▶ Passage shown:
« The Design and Implementation of a Log-Structured File System | Main | Design and Implementation of the Sun Network Filesystem »

A Fast File System for UNIX

Marshall K. McKusick, William N. Joy, Samuel J. Leffler, and Robert S. Fabry. A Fast File System for UNIX. ACM Trans. on Computer Systems 2(3), August 1984, pp. 181-197.

Reviews due Thursday, 3/22

Comments

Summary:

The paper presents a faster reimplementation of the traditional file system (circa 4.2 BSD) which offers a magnitude order of improvement due to flexible allocation policies that allow better locality of reference and adapt to peripheral and processor characteristics. Certain features like advisory locks, long file names, quotas etc are added.

Problem:

The original 512-byte Unix file system offered very poor performance (2% of the disk throughput) due to the small block size, limited read-ahead and mostly non-consecutive (essentially random) allocation of blocks for files and directories. There was a need for a faster file system which could atleast saturate the disk capacity.

Contributions:

Essentially the first working implementation of a file system that closed in on the hardware limits by intelligent block allocation policies. The authors used specialized knowledge about the hardware to improve performance.
The knowledge of the disk geometry was used to guide the design of the block allocation policy for both performance and resilience. The superblock was replicated across platters and cylinders.
Rotational layout tables were a clever way to allocate blocks so that the seek time was closely co-ordinated with processor capacity.
The upper bound on getting all the inodes for a particular cylinder group is very attractive and the clever design made it possible.
The increase in block size offered better performance but it was offset by the wastage in the small files case. The new idea here was fragments - basically variable block sizes. (Fragments present in ext2/ext3).

Flaws:

File system parameterizations are very hardware specific and evolution in hardware may prompt design changes. Disks with rotationally independent platters etc. They also briefly touch upon DMA which may potentially make some of the optimizations useless.

The preallocation of a few blocks at a time is discussed but not implemented. Also, the kernel buffers chaining for contiguous reads. (The authors point this out).

▶ Stored records:
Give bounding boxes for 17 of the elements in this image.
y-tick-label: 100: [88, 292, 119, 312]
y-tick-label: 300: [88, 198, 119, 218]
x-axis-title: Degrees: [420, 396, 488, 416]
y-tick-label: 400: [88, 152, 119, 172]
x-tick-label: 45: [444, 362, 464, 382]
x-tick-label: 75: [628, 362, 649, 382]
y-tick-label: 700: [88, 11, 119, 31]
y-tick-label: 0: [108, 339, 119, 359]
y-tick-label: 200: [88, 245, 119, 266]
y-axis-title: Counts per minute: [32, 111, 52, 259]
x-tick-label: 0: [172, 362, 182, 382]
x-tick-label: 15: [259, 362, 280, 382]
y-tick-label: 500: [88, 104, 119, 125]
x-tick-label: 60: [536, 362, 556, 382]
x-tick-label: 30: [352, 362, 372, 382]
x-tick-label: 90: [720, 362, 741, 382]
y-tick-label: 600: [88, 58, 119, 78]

▶ Stated goal 1:
List the authors of the paper cited in the fast file system review.
▶ Stated goal 2:
According to the fast file system review, what share of disk throughput did the original 512-byte Unix file system offer?
The records are not needed for anything that is asked here.

▶ Expected answer 1:
Marshall K. McKusick, William N. Joy, Samuel J. Leffler, and Robert S. Fabry

▶ Expected answer 2:
2% of the disk throughput